Now consider the MCM module $K_S = (R \otimes V_{\det})^G$, where $V_\det$ is the determinant representation. This is the so-called canonical module of $S$, which implies in particular that $\operatorname{Ext}^i_S(M,K_S) = 0$ for all $i \geqslant 1$ and for all MCM $S$-modules $M$. My question is then:

Let $K_S = (R \otimes V_{\det})^G$. How can one show that $\operatorname{Ext}^i_S(M,K_S) = 0$ for all $i \geqslant 1$ and for all MCM $S$-modules $M$ "directly", i.e. without reference to the fact that $K_S$ is the canonical module?

Supplied data:
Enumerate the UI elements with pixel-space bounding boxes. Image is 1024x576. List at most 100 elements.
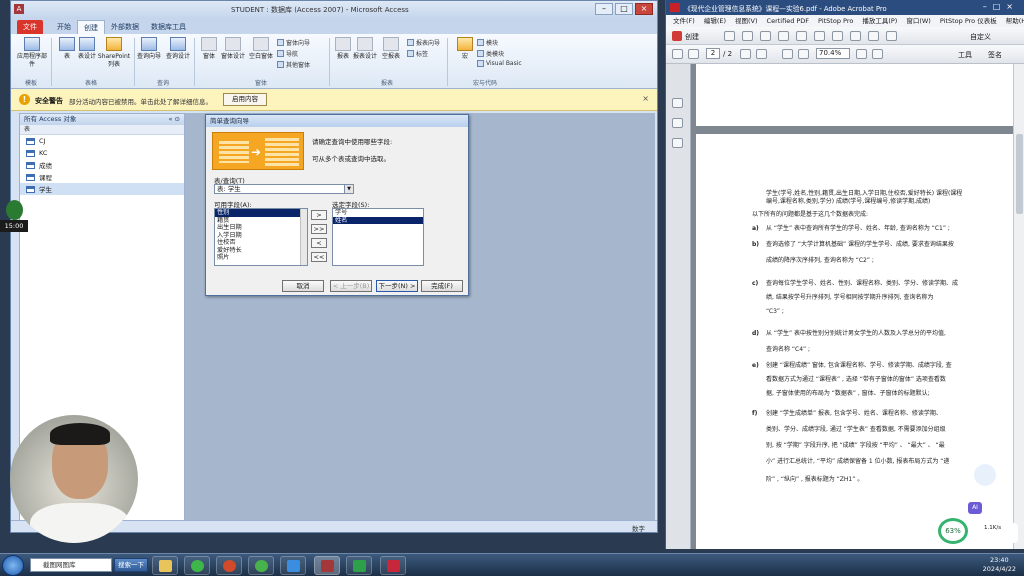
chevron-down-icon[interactable]: ▼ [344, 185, 353, 193]
pdf-document-area[interactable]: 学生(学号,姓名,性别,籍贯,出生日期,入学日期,住校否,爱好特长) 课程(课程… [691, 64, 1013, 549]
menu-window[interactable]: 窗口(W) [906, 15, 931, 27]
finish-button[interactable]: 完成(F) [421, 280, 463, 292]
sign-button[interactable]: 签名 [988, 50, 1002, 60]
fit-page-icon[interactable] [856, 49, 867, 59]
remove-field-button[interactable]: < [311, 238, 327, 248]
save-icon[interactable] [742, 31, 753, 41]
tab-external-data[interactable]: 外部数据 [105, 20, 145, 34]
search-button[interactable]: 搜索一下 [114, 558, 148, 572]
next-button[interactable]: 下一步(N) > [376, 280, 418, 292]
sharepoint-list-button[interactable]: SharePoint列表 [95, 37, 133, 69]
menu-help[interactable]: 帮助(H) [1006, 15, 1024, 27]
zoom-out-icon[interactable] [782, 49, 793, 59]
report-wizard-item[interactable]: 报表向导 [407, 38, 440, 47]
access-app-icon[interactable]: A [14, 4, 24, 14]
open-icon[interactable] [724, 31, 735, 41]
protect-icon[interactable] [886, 31, 897, 41]
available-fields-list[interactable]: 性别 籍贯 出生日期 入学日期 住校否 爱好特长 照片 [214, 208, 308, 266]
blank-report-button[interactable]: 空报表 [377, 37, 405, 61]
list-item[interactable]: 出生日期 [215, 224, 307, 232]
taskbar-360[interactable] [248, 556, 274, 575]
form-wizard-item[interactable]: 窗体向导 [277, 38, 310, 47]
menu-pitstop-dashboard[interactable]: PitStop Pro 仪表板 [940, 15, 997, 27]
tools-button[interactable]: 工具 [958, 50, 972, 60]
navigation-item[interactable]: 导航 [277, 49, 298, 58]
system-clock[interactable]: 23:40 2024/4/22 [983, 556, 1016, 574]
form-design-button[interactable]: 窗体设计 [219, 37, 247, 61]
cpu-usage-widget[interactable]: 63% [938, 518, 968, 544]
maximize-button[interactable]: □ [615, 3, 633, 15]
menu-edit[interactable]: 编辑(E) [704, 15, 726, 27]
address-input[interactable]: 截图网图库 [30, 558, 112, 572]
macro-button[interactable]: 宏 [451, 37, 479, 61]
menu-file[interactable]: 文件(F) [673, 15, 695, 27]
module-item[interactable]: 模块 [477, 38, 498, 47]
nav-item-xuesheng[interactable]: 学生 [20, 183, 184, 195]
selected-fields-list[interactable]: 学号 姓名 [332, 208, 424, 266]
add-field-button[interactable]: > [311, 210, 327, 220]
settings-icon[interactable] [778, 31, 789, 41]
taskbar-bird[interactable] [280, 556, 306, 575]
select-tool-icon[interactable] [740, 49, 751, 59]
taskbar-app[interactable] [216, 556, 242, 575]
ai-assistant-button[interactable]: AI [968, 502, 982, 514]
menu-pitstop-pro[interactable]: PitStop Pro [818, 15, 853, 27]
acrobat-app-icon[interactable] [670, 3, 680, 12]
remove-all-fields-button[interactable]: << [311, 252, 327, 262]
taskbar-wechat[interactable] [184, 556, 210, 575]
nav-item-kecheng[interactable]: 课程 [20, 171, 184, 183]
taskbar-acrobat[interactable] [380, 556, 406, 575]
class-module-item[interactable]: 类模块 [477, 49, 504, 58]
menu-view[interactable]: 视图(V) [735, 15, 758, 27]
blank-form-button[interactable]: 空白窗体 [247, 37, 275, 61]
enable-content-button[interactable]: 启用内容 [223, 93, 267, 106]
customize-menu[interactable]: 自定义 [970, 32, 991, 42]
attachments-panel-icon[interactable] [672, 138, 683, 148]
nav-section-tables[interactable]: 表 [20, 125, 184, 135]
prev-page-icon[interactable] [672, 49, 683, 59]
list-item[interactable]: 籍贯 [215, 217, 307, 225]
email-icon[interactable] [796, 31, 807, 41]
hand-tool-icon[interactable] [756, 49, 767, 59]
list-item[interactable]: 学号 [333, 209, 423, 217]
query-design-button[interactable]: 查询设计 [164, 37, 192, 61]
next-page-icon[interactable] [688, 49, 699, 59]
start-button[interactable] [2, 555, 24, 576]
fit-width-icon[interactable] [872, 49, 883, 59]
tab-database-tools[interactable]: 数据库工具 [145, 20, 192, 34]
list-item[interactable]: 性别 [215, 209, 307, 217]
menu-play-tools[interactable]: 播放工具(P) [862, 15, 897, 27]
taskbar-explorer[interactable] [152, 556, 178, 575]
review-icon[interactable] [850, 31, 861, 41]
minimize-button[interactable]: – [595, 3, 613, 15]
list-item[interactable]: 姓名 [333, 216, 423, 224]
window-controls[interactable]: –□× [983, 2, 1019, 11]
tab-home[interactable]: 开始 [51, 20, 77, 34]
labels-item[interactable]: 标签 [407, 49, 428, 58]
stamp-icon[interactable] [868, 31, 879, 41]
comment-icon[interactable] [814, 31, 825, 41]
more-forms-item[interactable]: 其他窗体 [277, 60, 310, 69]
close-button[interactable]: × [635, 3, 653, 15]
nav-item-kc[interactable]: KC [20, 147, 184, 159]
query-wizard-button[interactable]: 查询向导 [135, 37, 163, 61]
visual-basic-item[interactable]: Visual Basic [477, 60, 522, 67]
taskbar-notes[interactable] [346, 556, 372, 575]
page-number-input[interactable]: 2 [706, 48, 720, 59]
security-warning-message[interactable]: 部分活动内容已被禁用。单击此处了解详细信息。 [69, 96, 212, 106]
report-design-button[interactable]: 报表设计 [351, 37, 379, 61]
scrollbar-thumb[interactable] [1016, 134, 1023, 214]
pdf-scrollbar[interactable] [1013, 64, 1024, 549]
create-button[interactable]: 创建 [685, 32, 699, 42]
app-parts-button[interactable]: 应用程序部件 [15, 37, 49, 69]
list-item[interactable]: 照片 [215, 254, 307, 262]
floating-bird-icon[interactable] [974, 464, 996, 486]
zoom-select[interactable]: 70.4% [816, 48, 850, 59]
back-button[interactable]: < 上一步(B) [330, 280, 372, 292]
add-all-fields-button[interactable]: >> [311, 224, 327, 234]
close-icon[interactable]: × [642, 94, 649, 103]
nav-item-cj[interactable]: CJ [20, 135, 184, 147]
list-item[interactable]: 住校否 [215, 239, 307, 247]
tab-create[interactable]: 创建 [77, 20, 105, 34]
scrollbar[interactable] [300, 209, 307, 265]
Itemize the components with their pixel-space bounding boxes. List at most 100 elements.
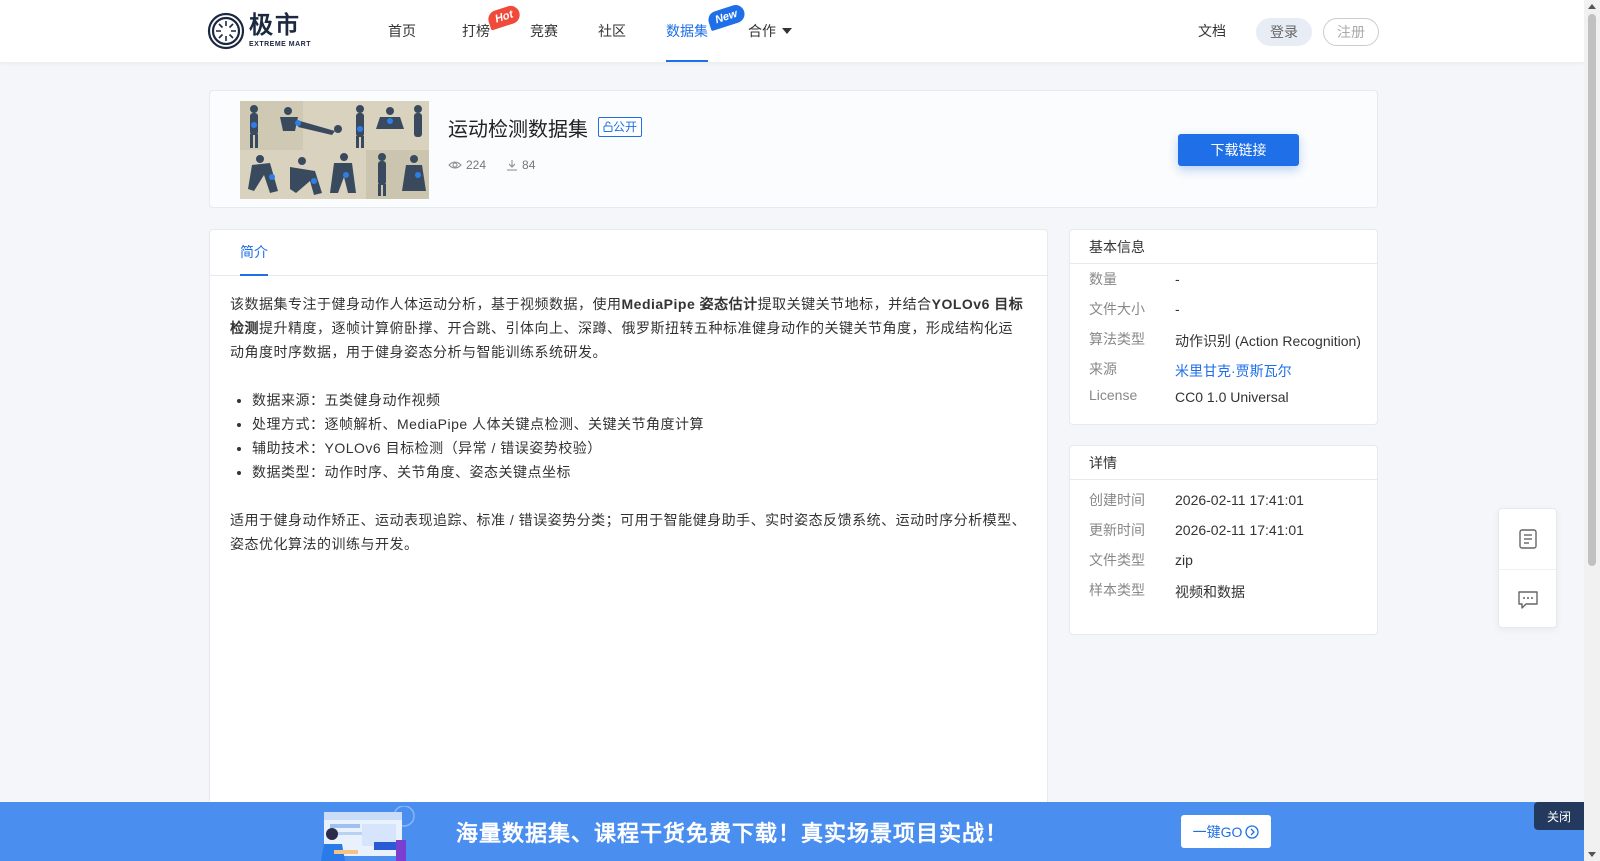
nav-item-community[interactable]: 社区 [598, 0, 626, 62]
caret-down-icon [782, 28, 792, 34]
docs-link[interactable]: 文档 [1198, 0, 1226, 62]
chat-button[interactable] [1499, 569, 1556, 629]
info-key: 来源 [1089, 361, 1117, 377]
detail-value: 2026-02-11 17:41:01 [1175, 492, 1304, 508]
lock-icon [603, 121, 613, 132]
floating-toolbar [1498, 508, 1557, 628]
go-button-label: 一键GO [1192, 823, 1243, 840]
feedback-doc-button[interactable] [1499, 509, 1556, 569]
nav-item-leaderboard[interactable]: 打榜 Hot [462, 0, 523, 62]
intro-panel: 简介 该数据集专注于健身动作人体运动分析，基于视频数据，使用MediaPipe … [209, 229, 1048, 861]
info-value: - [1175, 271, 1180, 287]
intro-tabs: 简介 [210, 230, 1047, 276]
detail-key: 创建时间 [1089, 492, 1145, 508]
detail-row-file-type: 文件类型 zip [1070, 550, 1377, 580]
info-value: - [1175, 301, 1180, 317]
nav-item-competition[interactable]: 竞赛 [530, 0, 558, 62]
intro-paragraph-1: 该数据集专注于健身动作人体运动分析，基于视频数据，使用MediaPipe 姿态估… [230, 292, 1027, 364]
detail-key: 样本类型 [1089, 582, 1145, 598]
text-run: 提升精度，逐帧计算俯卧撑、开合跳、引体向上、深蹲、俄罗斯扭转五种标准健身动作的关… [230, 320, 1013, 360]
arrow-circle-icon [1245, 824, 1260, 839]
info-row-source: 来源 米里甘克·贾斯瓦尔 [1070, 359, 1377, 387]
basic-info-panel: 基本信息 数量 - 文件大小 - 算法类型 动作识别 (Action Recog… [1069, 229, 1378, 425]
page-scrollbar[interactable] [1584, 0, 1600, 861]
info-row-count: 数量 - [1070, 269, 1377, 299]
text-run: 提取关键关节地标，并结合 [757, 296, 932, 312]
banner-close-button[interactable]: 关闭 [1534, 802, 1584, 830]
visibility-label: 公开 [613, 120, 638, 134]
hot-badge: Hot [486, 3, 523, 31]
logo-mark-icon [207, 12, 245, 50]
info-value: 动作识别 (Action Recognition) [1175, 333, 1361, 349]
info-key: License [1089, 387, 1138, 403]
detail-row-created: 创建时间 2026-02-11 17:41:01 [1070, 490, 1377, 520]
scroll-down-arrow-icon[interactable] [1588, 852, 1596, 857]
downloads-count: 84 [522, 158, 536, 172]
dataset-thumbnail [240, 101, 429, 199]
info-row-file-size: 文件大小 - [1070, 299, 1377, 329]
intro-bullet-list: 数据来源：五类健身动作视频 处理方式：逐帧解析、MediaPipe 人体关键点检… [252, 388, 1027, 484]
text-run: 该数据集专注于健身动作人体运动分析，基于视频数据，使用 [230, 296, 622, 312]
detail-value: zip [1175, 552, 1193, 568]
views-count: 224 [466, 158, 487, 172]
nav-item-label: 社区 [598, 23, 626, 39]
dataset-stats: 224 84 [448, 158, 555, 172]
nav-item-cooperation[interactable]: 合作 [748, 0, 792, 62]
dataset-header-card: 运动检测数据集 公开 224 84 下载链接 [209, 90, 1378, 208]
banner-illustration [312, 805, 422, 861]
dataset-title: 运动检测数据集 [448, 119, 588, 141]
detail-row-updated: 更新时间 2026-02-11 17:41:01 [1070, 520, 1377, 550]
nav-item-label: 数据集 [666, 23, 708, 39]
nav-item-label: 打榜 [462, 23, 490, 39]
go-button[interactable]: 一键GO [1181, 815, 1271, 848]
info-key: 数量 [1089, 271, 1117, 287]
nav-item-datasets[interactable]: 数据集 New [666, 0, 747, 62]
source-link[interactable]: 米里甘克·贾斯瓦尔 [1175, 361, 1292, 381]
nav-item-home[interactable]: 首页 [388, 0, 416, 62]
chat-icon [1517, 590, 1538, 609]
eye-icon [448, 161, 462, 169]
downloads-stat: 84 [506, 158, 535, 172]
list-item: 处理方式：逐帧解析、MediaPipe 人体关键点检测、关键关节角度计算 [252, 412, 1027, 436]
info-key: 算法类型 [1089, 331, 1145, 347]
info-row-license: License CC0 1.0 Universal [1070, 387, 1377, 417]
promo-banner: 海量数据集、课程干货免费下载！真实场景项目实战！ 一键GO [0, 802, 1584, 861]
new-badge: New [706, 2, 747, 32]
top-header: 极市 EXTREME MART 首页 打榜 Hot 竞赛 社区 数据集 New … [0, 0, 1584, 62]
detail-value: 视频和数据 [1175, 584, 1245, 600]
details-panel: 详情 创建时间 2026-02-11 17:41:01 更新时间 2026-02… [1069, 445, 1378, 635]
visibility-tag: 公开 [598, 117, 643, 137]
doc-icon [1518, 529, 1537, 549]
register-button[interactable]: 注册 [1323, 18, 1379, 46]
views-stat: 224 [448, 158, 486, 172]
list-item: 辅助技术：YOLOv6 目标检测（异常 / 错误姿势校验） [252, 436, 1027, 460]
download-icon [507, 160, 518, 171]
detail-row-sample-type: 样本类型 视频和数据 [1070, 580, 1377, 610]
login-button[interactable]: 登录 [1256, 18, 1312, 46]
main-nav: 首页 打榜 Hot 竞赛 社区 数据集 New 合作 [388, 0, 792, 62]
details-title: 详情 [1070, 446, 1377, 480]
nav-item-label: 首页 [388, 23, 416, 39]
nav-item-label: 合作 [748, 23, 776, 39]
list-item: 数据来源：五类健身动作视频 [252, 388, 1027, 412]
logo-subtitle: EXTREME MART [249, 41, 311, 48]
intro-content: 该数据集专注于健身动作人体运动分析，基于视频数据，使用MediaPipe 姿态估… [210, 276, 1047, 556]
tab-intro[interactable]: 简介 [240, 230, 268, 276]
logo[interactable]: 极市 EXTREME MART [207, 12, 311, 50]
basic-info-title: 基本信息 [1070, 230, 1377, 264]
text-run-bold: MediaPipe 姿态估计 [621, 296, 758, 312]
detail-key: 更新时间 [1089, 522, 1145, 538]
logo-title: 极市 [249, 12, 301, 39]
scroll-up-arrow-icon[interactable] [1588, 4, 1596, 9]
banner-text: 海量数据集、课程干货免费下载！真实场景项目实战！ [456, 821, 1009, 846]
scroll-thumb[interactable] [1588, 14, 1596, 566]
detail-key: 文件类型 [1089, 552, 1145, 568]
detail-value: 2026-02-11 17:41:01 [1175, 522, 1304, 538]
info-value: CC0 1.0 Universal [1175, 389, 1289, 405]
info-key: 文件大小 [1089, 301, 1145, 317]
intro-paragraph-2: 适用于健身动作矫正、运动表现追踪、标准 / 错误姿势分类；可用于智能健身助手、实… [230, 512, 1027, 552]
nav-item-label: 竞赛 [530, 23, 558, 39]
download-link-button[interactable]: 下载链接 [1178, 134, 1299, 166]
list-item: 数据类型：动作时序、关节角度、姿态关键点坐标 [252, 460, 1027, 484]
info-row-algorithm: 算法类型 动作识别 (Action Recognition) [1070, 329, 1377, 359]
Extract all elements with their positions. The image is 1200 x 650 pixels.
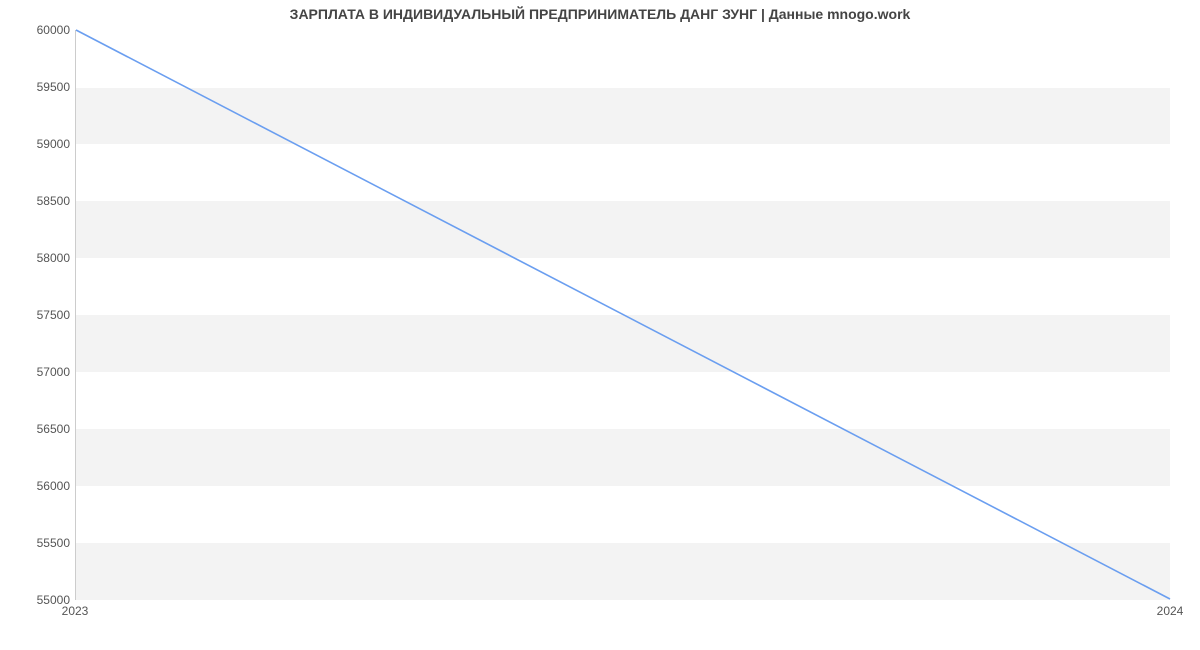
- y-axis-tick: 60000: [20, 23, 70, 37]
- line-series: [76, 30, 1170, 599]
- y-axis-tick: 58500: [20, 194, 70, 208]
- y-axis-tick: 56000: [20, 479, 70, 493]
- x-axis-tick: 2024: [1157, 604, 1184, 618]
- y-axis-tick: 55500: [20, 536, 70, 550]
- y-axis-tick: 58000: [20, 251, 70, 265]
- chart-title: ЗАРПЛАТА В ИНДИВИДУАЛЬНЫЙ ПРЕДПРИНИМАТЕЛ…: [0, 6, 1200, 22]
- y-axis-tick: 59500: [20, 80, 70, 94]
- chart-container: ЗАРПЛАТА В ИНДИВИДУАЛЬНЫЙ ПРЕДПРИНИМАТЕЛ…: [0, 0, 1200, 650]
- data-line: [76, 30, 1170, 599]
- y-axis-tick: 56500: [20, 422, 70, 436]
- y-axis-tick: 57000: [20, 365, 70, 379]
- x-axis-tick: 2023: [62, 604, 89, 618]
- y-axis-tick: 59000: [20, 137, 70, 151]
- grid-line: [76, 600, 1170, 601]
- plot-area: [75, 30, 1170, 600]
- y-axis-tick: 57500: [20, 308, 70, 322]
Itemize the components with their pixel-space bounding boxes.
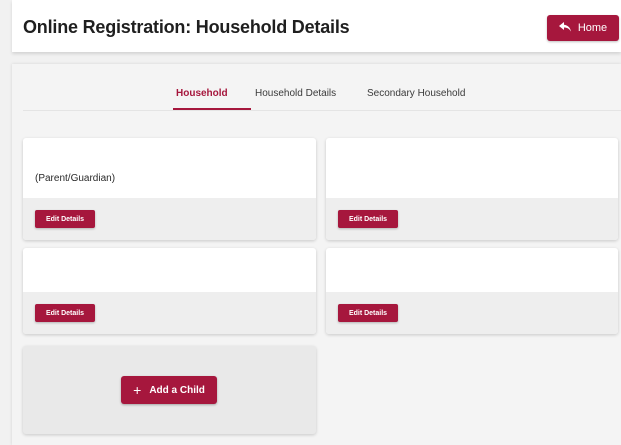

Directives:
[a] In the passage on the canonical module, what does $V_{\det}$ stand for?
[b] Carry on the passage about the canonical module from its final sentence.

Results:
[a] $V_{\det}$ is the determinant representation.

[b]
Edited to add: I know that the module $K_S$ fits into two exact sequences, namely \begin{align*} &0 \to K_S \to E \to \mathfrak{m} \to 0, \\ &0 \to K_S \to E \to S \to \mathbb{C}_{\geqslant 1} \to 0, \end{align*} (obviously these are essentially the same exact sequence). I've been trying to exploit this fact to prove the result.

Incidentally, I don't have a good modern-day reference for the fact that the module $(R \otimes V_{\det})^G$ is the canonical module of $S$, so a reference would be appreciated.